═════ Supplied records
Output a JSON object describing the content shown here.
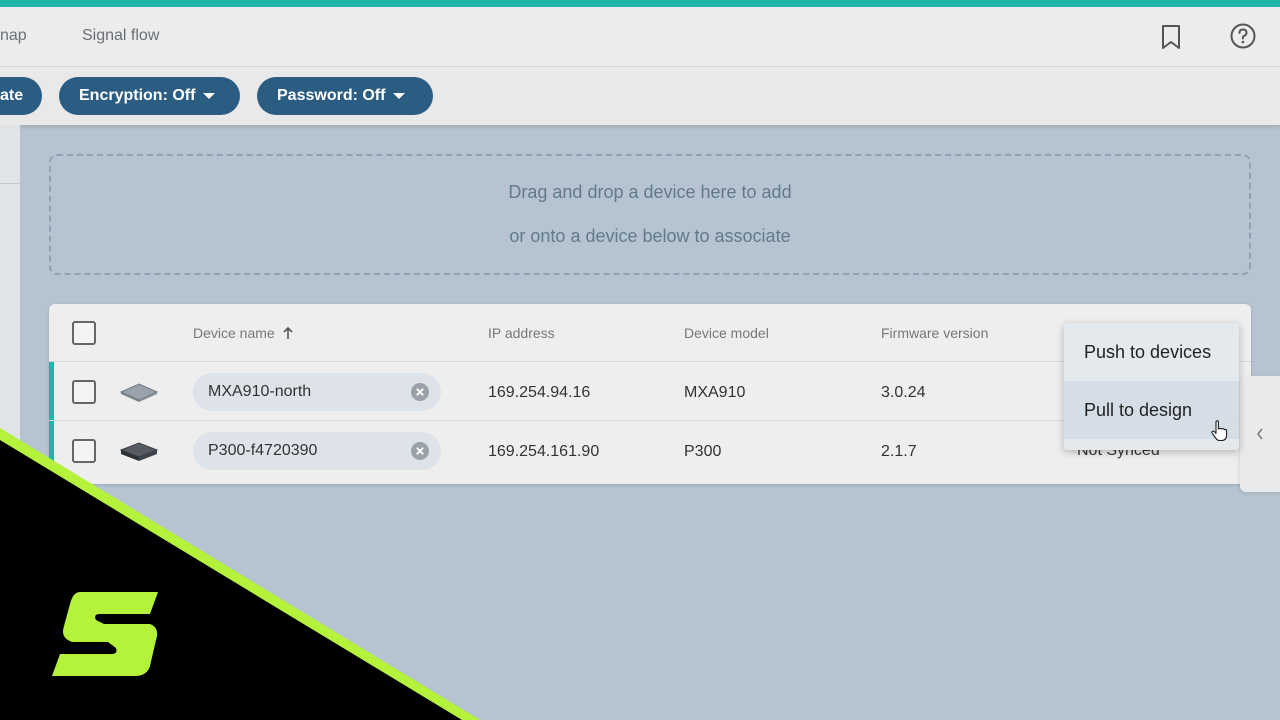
{
  "header": {
    "tabs": [
      {
        "label": "nap"
      },
      {
        "label": "Signal flow"
      }
    ]
  },
  "toolbar": {
    "pills": [
      {
        "label": "ate"
      },
      {
        "label": "Encryption: Off"
      },
      {
        "label": "Password: Off"
      }
    ]
  },
  "dropzone": {
    "line1": "Drag and drop a device here to add",
    "line2": "or onto a device below to associate"
  },
  "table": {
    "columns": {
      "device_name": "Device name",
      "ip_address": "IP address",
      "device_model": "Device model",
      "firmware_version": "Firmware version"
    },
    "sort": {
      "column": "Device name",
      "direction": "ascending"
    },
    "rows": [
      {
        "name": "MXA910-north",
        "ip": "169.254.94.16",
        "model": "MXA910",
        "firmware": "3.0.24"
      },
      {
        "name": "P300-f4720390",
        "ip": "169.254.161.90",
        "model": "P300",
        "firmware": "2.1.7",
        "status": "Not Synced"
      }
    ]
  },
  "context_menu": {
    "items": [
      {
        "label": "Push to devices"
      },
      {
        "label": "Pull to design",
        "hovered": true
      }
    ]
  },
  "colors": {
    "accent_teal": "#1fb5a8",
    "pill_blue": "#2b5d83",
    "brand_green": "#b5f23c",
    "background": "#b5c4d0"
  },
  "icons": [
    "bookmark-icon",
    "help-icon",
    "sort-up-icon",
    "clear-icon",
    "chevron-left-icon",
    "pointer-hand-icon",
    "brand-logo"
  ]
}
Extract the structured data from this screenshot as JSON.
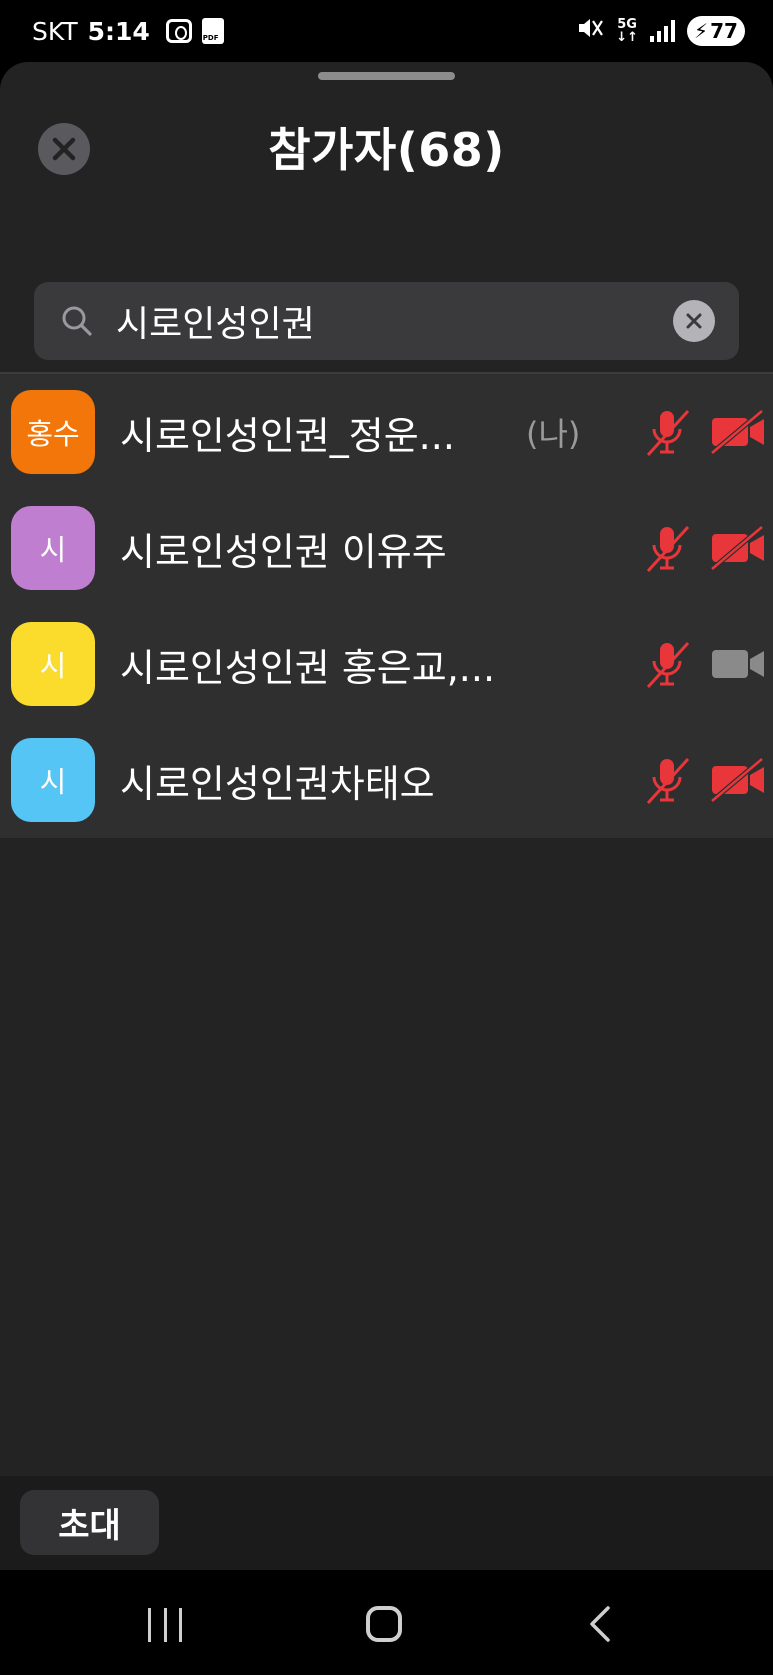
{
  "status_bar": {
    "carrier": "SKT",
    "time": "5:14",
    "network": "5G",
    "battery": "77",
    "pdf_label": "PDF"
  },
  "header": {
    "title": "참가자(68)"
  },
  "search": {
    "value": "시로인성인권"
  },
  "participants": [
    {
      "avatar_text": "홍수",
      "avatar_color": "#f2760a",
      "name": "시로인성인권_정운...",
      "is_me_label": "(나)",
      "mic_muted": true,
      "camera_off": true
    },
    {
      "avatar_text": "시",
      "avatar_color": "#c07ed0",
      "name": "시로인성인권 이유주",
      "mic_muted": true,
      "camera_off": true
    },
    {
      "avatar_text": "시",
      "avatar_color": "#fbdc2c",
      "name": "시로인성인권 홍은교,...",
      "mic_muted": true,
      "camera_off": false
    },
    {
      "avatar_text": "시",
      "avatar_color": "#55c5f5",
      "name": "시로인성인권차태오",
      "mic_muted": true,
      "camera_off": true
    }
  ],
  "footer": {
    "invite_label": "초대"
  },
  "colors": {
    "muted_red": "#e8363b",
    "camera_on_gray": "#8a8a8a",
    "sheet_bg": "#232323",
    "list_bg": "#2f2f2f"
  }
}
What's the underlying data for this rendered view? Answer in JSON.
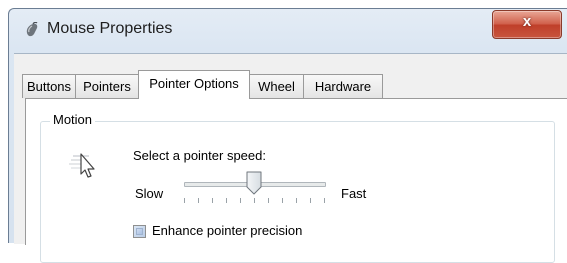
{
  "window": {
    "title": "Mouse Properties",
    "close_label": "x",
    "icon": "mouse-icon"
  },
  "tabs": [
    {
      "label": "Buttons",
      "active": false
    },
    {
      "label": "Pointers",
      "active": false
    },
    {
      "label": "Pointer Options",
      "active": true
    },
    {
      "label": "Wheel",
      "active": false
    },
    {
      "label": "Hardware",
      "active": false
    }
  ],
  "motion": {
    "group_label": "Motion",
    "prompt": "Select a pointer speed:",
    "slow_label": "Slow",
    "fast_label": "Fast",
    "speed_level": 0.5,
    "enhance_precision_label": "Enhance pointer precision",
    "enhance_precision_checked": false,
    "icon": "pointer-speed-icon"
  }
}
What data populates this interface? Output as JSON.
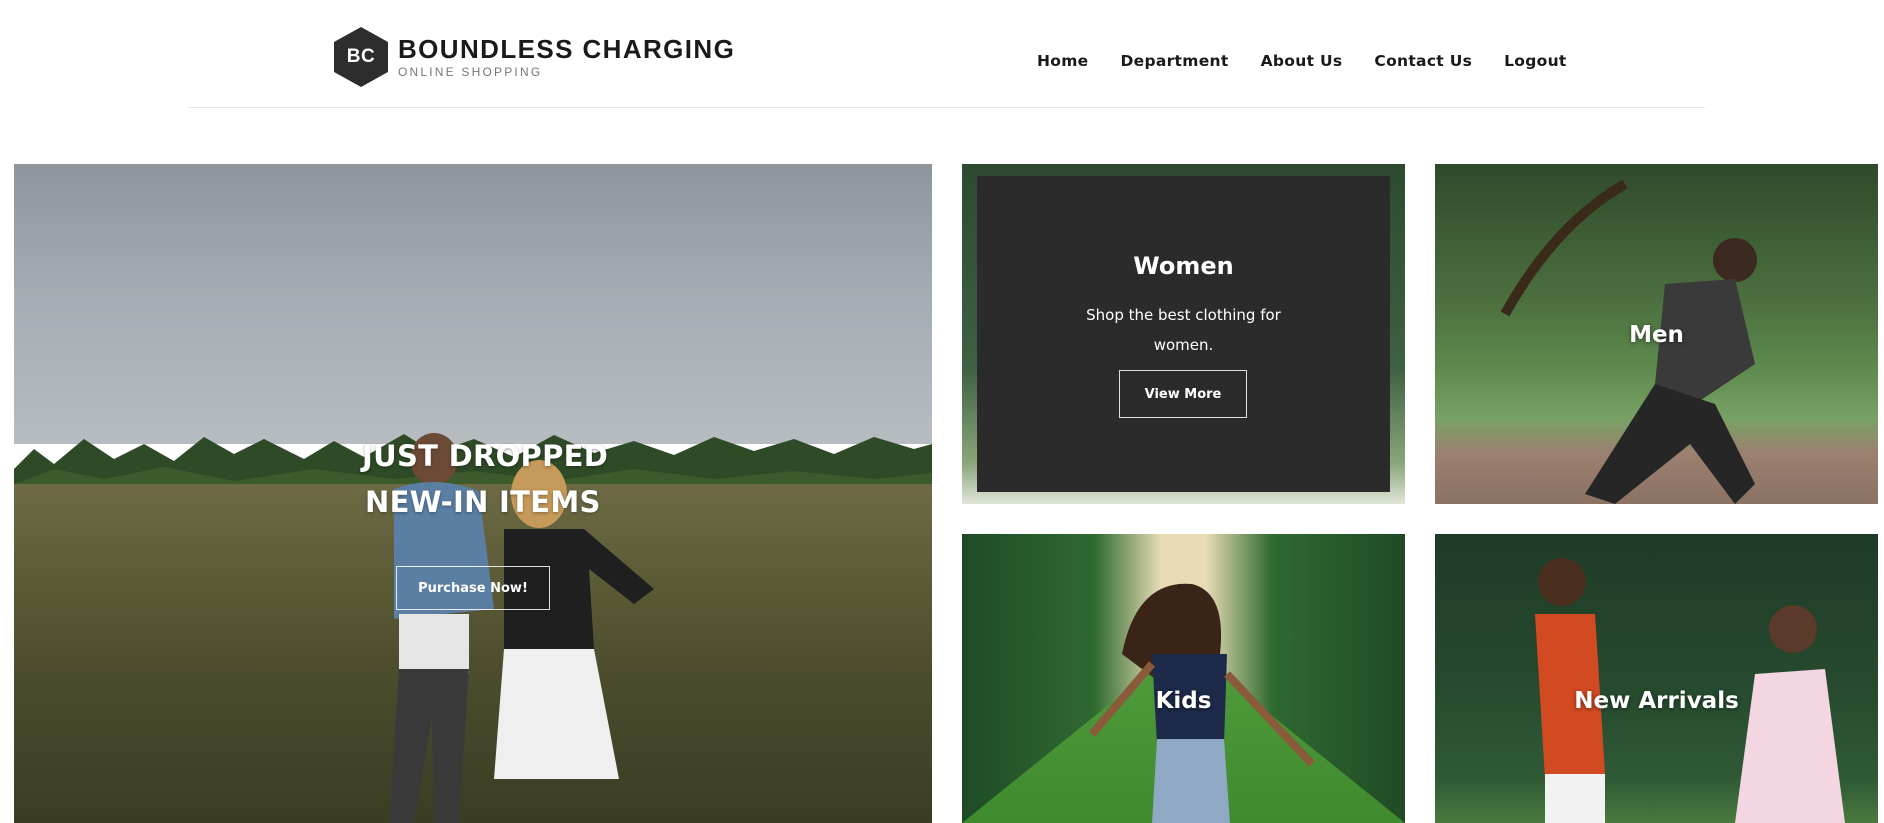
{
  "brand": {
    "monogram": "BC",
    "name": "BOUNDLESS CHARGING",
    "tagline": "ONLINE SHOPPING"
  },
  "nav": {
    "items": [
      "Home",
      "Department",
      "About Us",
      "Contact Us",
      "Logout"
    ]
  },
  "hero": {
    "line1": "JUST DROPPED",
    "line2": "NEW-IN ITEMS",
    "button": "Purchase Now!"
  },
  "women": {
    "title": "Women",
    "description": "Shop the best clothing for women.",
    "button": "View More"
  },
  "men": {
    "title": "Men"
  },
  "kids": {
    "title": "Kids"
  },
  "arrivals": {
    "title": "New Arrivals"
  },
  "colors": {
    "panel": "#2c2b2b",
    "text_on_image": "#ffffff",
    "logo_hex": "#2d2d2d"
  }
}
══════════
Brief: Leave images out of the retyped records; keep all else exact.

Solution to this exercise:
Output a JSON object describing the content shown here.
{
  "header": {
    "tabs": [
      {
        "label": "nap"
      },
      {
        "label": "Signal flow"
      }
    ]
  },
  "toolbar": {
    "pills": [
      {
        "label": "ate"
      },
      {
        "label": "Encryption: Off"
      },
      {
        "label": "Password: Off"
      }
    ]
  },
  "dropzone": {
    "line1": "Drag and drop a device here to add",
    "line2": "or onto a device below to associate"
  },
  "table": {
    "columns": {
      "device_name": "Device name",
      "ip_address": "IP address",
      "device_model": "Device model",
      "firmware_version": "Firmware version"
    },
    "sort": {
      "column": "Device name",
      "direction": "ascending"
    },
    "rows": [
      {
        "name": "MXA910-north",
        "ip": "169.254.94.16",
        "model": "MXA910",
        "firmware": "3.0.24"
      },
      {
        "name": "P300-f4720390",
        "ip": "169.254.161.90",
        "model": "P300",
        "firmware": "2.1.7",
        "status": "Not Synced"
      }
    ]
  },
  "context_menu": {
    "items": [
      {
        "label": "Push to devices"
      },
      {
        "label": "Pull to design",
        "hovered": true
      }
    ]
  },
  "colors": {
    "accent_teal": "#1fb5a8",
    "pill_blue": "#2b5d83",
    "brand_green": "#b5f23c",
    "background": "#b5c4d0"
  },
  "icons": [
    "bookmark-icon",
    "help-icon",
    "sort-up-icon",
    "clear-icon",
    "chevron-left-icon",
    "pointer-hand-icon",
    "brand-logo"
  ]
}
Extract the structured data from this screenshot as JSON.
{
  "status_bar": {
    "carrier": "SKT",
    "time": "5:14",
    "network": "5G",
    "battery": "77",
    "pdf_label": "PDF"
  },
  "header": {
    "title": "참가자(68)"
  },
  "search": {
    "value": "시로인성인권"
  },
  "participants": [
    {
      "avatar_text": "홍수",
      "avatar_color": "#f2760a",
      "name": "시로인성인권_정운...",
      "is_me_label": "(나)",
      "mic_muted": true,
      "camera_off": true
    },
    {
      "avatar_text": "시",
      "avatar_color": "#c07ed0",
      "name": "시로인성인권 이유주",
      "mic_muted": true,
      "camera_off": true
    },
    {
      "avatar_text": "시",
      "avatar_color": "#fbdc2c",
      "name": "시로인성인권 홍은교,...",
      "mic_muted": true,
      "camera_off": false
    },
    {
      "avatar_text": "시",
      "avatar_color": "#55c5f5",
      "name": "시로인성인권차태오",
      "mic_muted": true,
      "camera_off": true
    }
  ],
  "footer": {
    "invite_label": "초대"
  },
  "colors": {
    "muted_red": "#e8363b",
    "camera_on_gray": "#8a8a8a",
    "sheet_bg": "#232323",
    "list_bg": "#2f2f2f"
  }
}
What's the underlying data for this rendered view? Answer in JSON.
{
  "window": {
    "title": "Mouse Properties",
    "close_label": "x",
    "icon": "mouse-icon"
  },
  "tabs": [
    {
      "label": "Buttons",
      "active": false
    },
    {
      "label": "Pointers",
      "active": false
    },
    {
      "label": "Pointer Options",
      "active": true
    },
    {
      "label": "Wheel",
      "active": false
    },
    {
      "label": "Hardware",
      "active": false
    }
  ],
  "motion": {
    "group_label": "Motion",
    "prompt": "Select a pointer speed:",
    "slow_label": "Slow",
    "fast_label": "Fast",
    "speed_level": 0.5,
    "enhance_precision_label": "Enhance pointer precision",
    "enhance_precision_checked": false,
    "icon": "pointer-speed-icon"
  }
}
What data populates this interface? Output as JSON.
{
  "brand": {
    "monogram": "BC",
    "name": "BOUNDLESS CHARGING",
    "tagline": "ONLINE SHOPPING"
  },
  "nav": {
    "items": [
      "Home",
      "Department",
      "About Us",
      "Contact Us",
      "Logout"
    ]
  },
  "hero": {
    "line1": "JUST DROPPED",
    "line2": "NEW-IN ITEMS",
    "button": "Purchase Now!"
  },
  "women": {
    "title": "Women",
    "description": "Shop the best clothing for women.",
    "button": "View More"
  },
  "men": {
    "title": "Men"
  },
  "kids": {
    "title": "Kids"
  },
  "arrivals": {
    "title": "New Arrivals"
  },
  "colors": {
    "panel": "#2c2b2b",
    "text_on_image": "#ffffff",
    "logo_hex": "#2d2d2d"
  }
}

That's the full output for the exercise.